***** DATA LINES

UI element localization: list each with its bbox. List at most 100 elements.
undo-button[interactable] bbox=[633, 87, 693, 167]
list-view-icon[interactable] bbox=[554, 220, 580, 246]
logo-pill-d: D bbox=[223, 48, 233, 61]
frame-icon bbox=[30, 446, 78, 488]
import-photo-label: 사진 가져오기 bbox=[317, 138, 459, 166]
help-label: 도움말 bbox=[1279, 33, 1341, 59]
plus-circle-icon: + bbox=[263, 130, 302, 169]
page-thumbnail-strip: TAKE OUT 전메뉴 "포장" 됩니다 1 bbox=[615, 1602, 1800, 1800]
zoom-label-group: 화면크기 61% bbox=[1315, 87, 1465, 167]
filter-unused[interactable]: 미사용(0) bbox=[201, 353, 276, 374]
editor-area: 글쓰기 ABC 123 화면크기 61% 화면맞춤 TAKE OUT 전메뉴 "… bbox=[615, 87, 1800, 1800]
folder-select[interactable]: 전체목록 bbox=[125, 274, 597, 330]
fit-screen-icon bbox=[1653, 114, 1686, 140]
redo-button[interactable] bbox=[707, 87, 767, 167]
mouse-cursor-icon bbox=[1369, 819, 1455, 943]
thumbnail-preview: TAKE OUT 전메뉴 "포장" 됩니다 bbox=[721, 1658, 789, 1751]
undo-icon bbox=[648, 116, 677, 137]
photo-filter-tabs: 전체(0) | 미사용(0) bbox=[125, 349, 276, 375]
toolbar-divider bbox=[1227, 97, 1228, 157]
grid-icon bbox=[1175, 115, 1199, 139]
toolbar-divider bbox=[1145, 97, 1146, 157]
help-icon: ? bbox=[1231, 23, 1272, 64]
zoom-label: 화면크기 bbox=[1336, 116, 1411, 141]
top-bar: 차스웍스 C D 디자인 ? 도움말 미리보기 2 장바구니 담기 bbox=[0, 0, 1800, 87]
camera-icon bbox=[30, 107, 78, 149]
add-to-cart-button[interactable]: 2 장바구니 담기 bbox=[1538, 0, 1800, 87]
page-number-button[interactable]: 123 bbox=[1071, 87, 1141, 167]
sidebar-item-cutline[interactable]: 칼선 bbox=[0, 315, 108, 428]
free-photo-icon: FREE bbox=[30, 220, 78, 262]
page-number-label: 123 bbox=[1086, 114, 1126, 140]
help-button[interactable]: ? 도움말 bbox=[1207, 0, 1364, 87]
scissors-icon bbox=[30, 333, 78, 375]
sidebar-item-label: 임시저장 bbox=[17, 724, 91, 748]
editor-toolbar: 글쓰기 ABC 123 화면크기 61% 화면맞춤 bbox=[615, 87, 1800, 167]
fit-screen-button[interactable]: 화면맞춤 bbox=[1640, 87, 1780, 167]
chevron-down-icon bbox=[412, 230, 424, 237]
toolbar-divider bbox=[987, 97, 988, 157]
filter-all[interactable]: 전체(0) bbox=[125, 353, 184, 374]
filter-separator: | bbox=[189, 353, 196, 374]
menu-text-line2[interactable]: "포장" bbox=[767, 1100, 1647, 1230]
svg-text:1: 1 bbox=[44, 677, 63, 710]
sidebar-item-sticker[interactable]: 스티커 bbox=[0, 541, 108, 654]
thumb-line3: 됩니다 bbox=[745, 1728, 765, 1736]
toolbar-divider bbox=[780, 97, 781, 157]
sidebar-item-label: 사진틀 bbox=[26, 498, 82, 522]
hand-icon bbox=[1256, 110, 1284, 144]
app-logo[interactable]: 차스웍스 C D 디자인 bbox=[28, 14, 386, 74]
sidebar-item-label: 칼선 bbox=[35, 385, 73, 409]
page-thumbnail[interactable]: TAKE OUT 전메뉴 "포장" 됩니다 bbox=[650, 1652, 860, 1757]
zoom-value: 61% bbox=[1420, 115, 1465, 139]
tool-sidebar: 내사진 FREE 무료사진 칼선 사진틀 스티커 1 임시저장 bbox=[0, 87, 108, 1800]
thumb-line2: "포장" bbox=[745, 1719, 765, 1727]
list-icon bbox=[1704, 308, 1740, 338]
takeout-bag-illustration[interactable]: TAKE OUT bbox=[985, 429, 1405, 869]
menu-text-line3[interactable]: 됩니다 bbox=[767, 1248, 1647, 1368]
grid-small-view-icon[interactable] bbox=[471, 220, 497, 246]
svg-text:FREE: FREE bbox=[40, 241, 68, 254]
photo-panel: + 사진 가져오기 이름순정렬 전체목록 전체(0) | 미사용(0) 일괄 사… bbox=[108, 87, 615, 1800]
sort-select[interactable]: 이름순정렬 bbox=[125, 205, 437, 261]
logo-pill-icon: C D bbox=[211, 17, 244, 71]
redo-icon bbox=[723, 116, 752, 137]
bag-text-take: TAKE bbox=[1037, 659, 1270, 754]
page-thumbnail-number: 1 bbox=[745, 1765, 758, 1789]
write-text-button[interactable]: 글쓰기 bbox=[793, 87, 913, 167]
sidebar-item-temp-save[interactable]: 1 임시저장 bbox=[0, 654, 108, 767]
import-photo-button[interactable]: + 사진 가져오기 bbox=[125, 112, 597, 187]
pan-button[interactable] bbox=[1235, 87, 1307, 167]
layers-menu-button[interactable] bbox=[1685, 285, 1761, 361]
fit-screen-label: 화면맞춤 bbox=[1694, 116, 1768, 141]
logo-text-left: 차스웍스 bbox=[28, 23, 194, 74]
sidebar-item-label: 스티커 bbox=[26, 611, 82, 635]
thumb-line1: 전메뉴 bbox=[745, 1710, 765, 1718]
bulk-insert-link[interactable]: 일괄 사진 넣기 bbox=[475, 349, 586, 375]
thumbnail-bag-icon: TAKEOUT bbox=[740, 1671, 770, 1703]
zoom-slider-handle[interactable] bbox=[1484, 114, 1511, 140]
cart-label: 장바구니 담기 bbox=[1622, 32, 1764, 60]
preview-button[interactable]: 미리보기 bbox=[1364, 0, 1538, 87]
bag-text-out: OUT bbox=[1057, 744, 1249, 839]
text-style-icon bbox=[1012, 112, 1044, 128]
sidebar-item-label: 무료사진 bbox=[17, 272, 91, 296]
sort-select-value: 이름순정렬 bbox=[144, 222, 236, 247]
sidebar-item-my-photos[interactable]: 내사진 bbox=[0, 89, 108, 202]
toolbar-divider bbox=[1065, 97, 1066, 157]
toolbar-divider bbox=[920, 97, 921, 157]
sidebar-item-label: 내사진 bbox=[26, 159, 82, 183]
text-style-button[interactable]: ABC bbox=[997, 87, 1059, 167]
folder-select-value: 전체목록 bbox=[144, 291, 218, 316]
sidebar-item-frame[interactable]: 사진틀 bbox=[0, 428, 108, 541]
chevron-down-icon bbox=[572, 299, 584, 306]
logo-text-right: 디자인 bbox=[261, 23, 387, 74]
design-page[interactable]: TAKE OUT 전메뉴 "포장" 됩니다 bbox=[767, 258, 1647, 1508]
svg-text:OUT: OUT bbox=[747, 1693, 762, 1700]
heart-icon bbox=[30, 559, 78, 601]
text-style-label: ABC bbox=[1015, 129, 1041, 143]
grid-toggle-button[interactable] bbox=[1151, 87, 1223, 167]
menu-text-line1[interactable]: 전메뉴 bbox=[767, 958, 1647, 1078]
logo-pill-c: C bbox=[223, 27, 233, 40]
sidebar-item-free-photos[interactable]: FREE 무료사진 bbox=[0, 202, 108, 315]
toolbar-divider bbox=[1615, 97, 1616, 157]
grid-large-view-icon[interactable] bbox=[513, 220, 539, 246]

**********

▶ **REQUEST**: Give the lines from the start of the records through the line containing "scissors-icon bbox=[30, 333, 78, 375]" as a JSON list of strings, one string per line, leaving out blank lines.

▶ **THE OUTPUT**:
[
  "UI element localization: list each with its bbox. List at most 100 elements.",
  "undo-button[interactable] bbox=[633, 87, 693, 167]",
  "list-view-icon[interactable] bbox=[554, 220, 580, 246]",
  "logo-pill-d: D bbox=[223, 48, 233, 61]",
  "frame-icon bbox=[30, 446, 78, 488]",
  "import-photo-label: 사진 가져오기 bbox=[317, 138, 459, 166]",
  "help-label: 도움말 bbox=[1279, 33, 1341, 59]",
  "plus-circle-icon: + bbox=[263, 130, 302, 169]",
  "page-thumbnail-strip: TAKE OUT 전메뉴 \"포장\" 됩니다 1 bbox=[615, 1602, 1800, 1800]",
  "zoom-label-group: 화면크기 61% bbox=[1315, 87, 1465, 167]",
  "filter-unused[interactable]: 미사용(0) bbox=[201, 353, 276, 374]",
  "editor-area: 글쓰기 ABC 123 화면크기 61% 화면맞춤 TAKE OUT 전메뉴 \"… bbox=[615, 87, 1800, 1800]",
  "folder-select[interactable]: 전체목록 bbox=[125, 274, 597, 330]",
  "fit-screen-icon bbox=[1653, 114, 1686, 140]",
  "redo-button[interactable] bbox=[707, 87, 767, 167]",
  "mouse-cursor-icon bbox=[1369, 819, 1455, 943]",
  "thumbnail-preview: TAKE OUT 전메뉴 \"포장\" 됩니다 bbox=[721, 1658, 789, 1751]",
  "undo-icon bbox=[648, 116, 677, 137]",
  "photo-filter-tabs: 전체(0) | 미사용(0) bbox=[125, 349, 276, 375]",
  "toolbar-divider bbox=[1227, 97, 1228, 157]",
  "grid-icon bbox=[1175, 115, 1199, 139]",
  "toolbar-divider bbox=[1145, 97, 1146, 157]",
  "help-icon: ? bbox=[1231, 23, 1272, 64]",
  "zoom-label: 화면크기 bbox=[1336, 116, 1411, 141]",
  "top-bar: 차스웍스 C D 디자인 ? 도움말 미리보기 2 장바구니 담기 bbox=[0, 0, 1800, 87]",
  "camera-icon bbox=[30, 107, 78, 149]",
  "add-to-cart-button[interactable]: 2 장바구니 담기 bbox=[1538, 0, 1800, 87]",
  "page-number-button[interactable]: 123 bbox=[1071, 87, 1141, 167]",
  "sidebar-item-cutline[interactable]: 칼선 bbox=[0, 315, 108, 428]",
  "free-photo-icon: FREE bbox=[30, 220, 78, 262]",
  "page-number-label: 123 bbox=[1086, 114, 1126, 140]",
  "help-button[interactable]: ? 도움말 bbox=[1207, 0, 1364, 87]",
  "scissors-icon bbox=[30, 333, 78, 375]"
]